• **What you need to do**:
Locate the string "sampling" throughout the material and copy every line in which it occurs.

• **Recorded information**:
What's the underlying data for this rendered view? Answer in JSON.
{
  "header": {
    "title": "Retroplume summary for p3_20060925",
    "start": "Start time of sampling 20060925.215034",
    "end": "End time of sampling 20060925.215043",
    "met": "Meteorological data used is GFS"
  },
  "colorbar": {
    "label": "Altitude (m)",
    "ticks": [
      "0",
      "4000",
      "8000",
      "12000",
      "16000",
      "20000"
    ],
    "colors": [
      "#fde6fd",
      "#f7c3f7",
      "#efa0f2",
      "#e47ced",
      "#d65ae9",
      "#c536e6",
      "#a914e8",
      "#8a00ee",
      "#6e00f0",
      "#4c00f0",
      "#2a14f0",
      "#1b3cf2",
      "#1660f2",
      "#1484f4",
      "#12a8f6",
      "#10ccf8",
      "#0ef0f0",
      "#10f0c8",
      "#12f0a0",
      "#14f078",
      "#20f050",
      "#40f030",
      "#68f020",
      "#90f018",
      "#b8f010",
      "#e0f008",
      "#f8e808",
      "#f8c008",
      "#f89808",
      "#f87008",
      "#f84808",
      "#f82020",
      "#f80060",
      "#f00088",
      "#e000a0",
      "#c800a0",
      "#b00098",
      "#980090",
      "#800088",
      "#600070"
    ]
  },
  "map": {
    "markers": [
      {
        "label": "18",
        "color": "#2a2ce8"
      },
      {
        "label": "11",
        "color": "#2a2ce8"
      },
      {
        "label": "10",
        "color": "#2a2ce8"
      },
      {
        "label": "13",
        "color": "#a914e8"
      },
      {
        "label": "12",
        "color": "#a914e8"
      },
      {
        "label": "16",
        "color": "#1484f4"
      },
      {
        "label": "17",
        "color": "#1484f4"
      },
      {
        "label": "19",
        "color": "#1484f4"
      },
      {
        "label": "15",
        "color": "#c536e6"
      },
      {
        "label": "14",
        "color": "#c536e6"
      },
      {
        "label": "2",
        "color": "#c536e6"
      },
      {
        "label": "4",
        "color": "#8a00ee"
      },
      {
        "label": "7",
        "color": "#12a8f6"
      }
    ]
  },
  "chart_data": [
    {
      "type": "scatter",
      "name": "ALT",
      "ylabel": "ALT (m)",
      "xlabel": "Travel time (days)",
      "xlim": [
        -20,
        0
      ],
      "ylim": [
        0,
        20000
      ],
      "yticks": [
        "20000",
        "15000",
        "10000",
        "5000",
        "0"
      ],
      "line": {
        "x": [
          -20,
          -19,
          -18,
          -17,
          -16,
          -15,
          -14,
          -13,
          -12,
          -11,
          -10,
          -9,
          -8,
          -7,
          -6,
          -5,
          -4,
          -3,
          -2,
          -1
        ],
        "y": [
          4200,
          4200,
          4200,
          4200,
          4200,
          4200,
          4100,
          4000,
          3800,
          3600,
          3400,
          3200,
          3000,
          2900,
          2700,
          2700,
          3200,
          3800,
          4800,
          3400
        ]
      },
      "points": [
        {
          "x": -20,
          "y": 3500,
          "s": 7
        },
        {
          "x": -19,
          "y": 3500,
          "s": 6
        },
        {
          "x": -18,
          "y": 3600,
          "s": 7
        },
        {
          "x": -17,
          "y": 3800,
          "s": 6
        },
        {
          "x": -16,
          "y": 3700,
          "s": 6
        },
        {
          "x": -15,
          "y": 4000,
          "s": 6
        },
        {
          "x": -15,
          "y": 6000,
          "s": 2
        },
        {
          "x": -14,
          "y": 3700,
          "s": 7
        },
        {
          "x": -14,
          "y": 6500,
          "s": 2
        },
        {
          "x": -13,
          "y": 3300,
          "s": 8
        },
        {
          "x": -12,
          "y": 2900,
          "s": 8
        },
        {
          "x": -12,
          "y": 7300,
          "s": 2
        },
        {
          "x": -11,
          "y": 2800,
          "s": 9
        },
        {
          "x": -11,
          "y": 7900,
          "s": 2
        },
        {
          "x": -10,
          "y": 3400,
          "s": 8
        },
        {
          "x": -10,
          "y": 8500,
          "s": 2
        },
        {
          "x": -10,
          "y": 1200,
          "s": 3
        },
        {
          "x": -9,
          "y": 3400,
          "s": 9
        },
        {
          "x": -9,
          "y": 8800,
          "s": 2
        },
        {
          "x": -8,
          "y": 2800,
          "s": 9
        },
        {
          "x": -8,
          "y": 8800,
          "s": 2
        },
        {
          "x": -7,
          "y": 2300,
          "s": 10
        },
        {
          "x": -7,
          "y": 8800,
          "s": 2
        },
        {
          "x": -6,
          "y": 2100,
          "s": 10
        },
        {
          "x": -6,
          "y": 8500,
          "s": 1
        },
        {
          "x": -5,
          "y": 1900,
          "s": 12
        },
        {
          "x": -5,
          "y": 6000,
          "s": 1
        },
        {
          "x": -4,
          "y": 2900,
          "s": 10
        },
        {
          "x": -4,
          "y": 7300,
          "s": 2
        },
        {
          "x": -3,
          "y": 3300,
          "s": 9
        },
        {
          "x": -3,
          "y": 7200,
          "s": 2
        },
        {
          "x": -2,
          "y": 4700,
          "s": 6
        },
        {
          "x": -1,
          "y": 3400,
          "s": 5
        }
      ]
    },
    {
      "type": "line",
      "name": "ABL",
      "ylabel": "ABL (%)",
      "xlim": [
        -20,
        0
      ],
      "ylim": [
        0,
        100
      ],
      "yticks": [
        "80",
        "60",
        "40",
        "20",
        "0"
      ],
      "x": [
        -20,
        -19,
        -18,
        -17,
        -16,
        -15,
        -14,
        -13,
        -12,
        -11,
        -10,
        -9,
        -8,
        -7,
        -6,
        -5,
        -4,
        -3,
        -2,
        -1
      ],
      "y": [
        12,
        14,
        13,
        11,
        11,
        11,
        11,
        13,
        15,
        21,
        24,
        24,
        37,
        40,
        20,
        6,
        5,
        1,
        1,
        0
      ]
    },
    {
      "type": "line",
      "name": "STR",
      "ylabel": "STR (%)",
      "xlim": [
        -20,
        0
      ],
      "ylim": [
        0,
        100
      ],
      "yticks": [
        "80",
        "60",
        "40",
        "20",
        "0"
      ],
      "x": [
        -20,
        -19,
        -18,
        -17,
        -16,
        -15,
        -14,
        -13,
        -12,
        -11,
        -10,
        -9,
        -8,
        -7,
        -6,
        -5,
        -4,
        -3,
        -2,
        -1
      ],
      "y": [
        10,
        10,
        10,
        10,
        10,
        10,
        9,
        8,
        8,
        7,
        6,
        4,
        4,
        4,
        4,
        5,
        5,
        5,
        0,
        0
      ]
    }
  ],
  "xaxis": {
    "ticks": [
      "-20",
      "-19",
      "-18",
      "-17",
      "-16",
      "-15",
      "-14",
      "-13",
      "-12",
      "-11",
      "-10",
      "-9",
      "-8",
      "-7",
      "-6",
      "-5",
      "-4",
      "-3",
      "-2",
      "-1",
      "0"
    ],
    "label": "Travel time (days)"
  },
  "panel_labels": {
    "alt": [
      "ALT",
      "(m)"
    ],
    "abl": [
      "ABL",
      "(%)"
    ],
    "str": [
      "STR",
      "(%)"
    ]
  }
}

• **Task result**:
    "start": "Start time of sampling 20060925.215034",
    "end": "End time of sampling 20060925.215043",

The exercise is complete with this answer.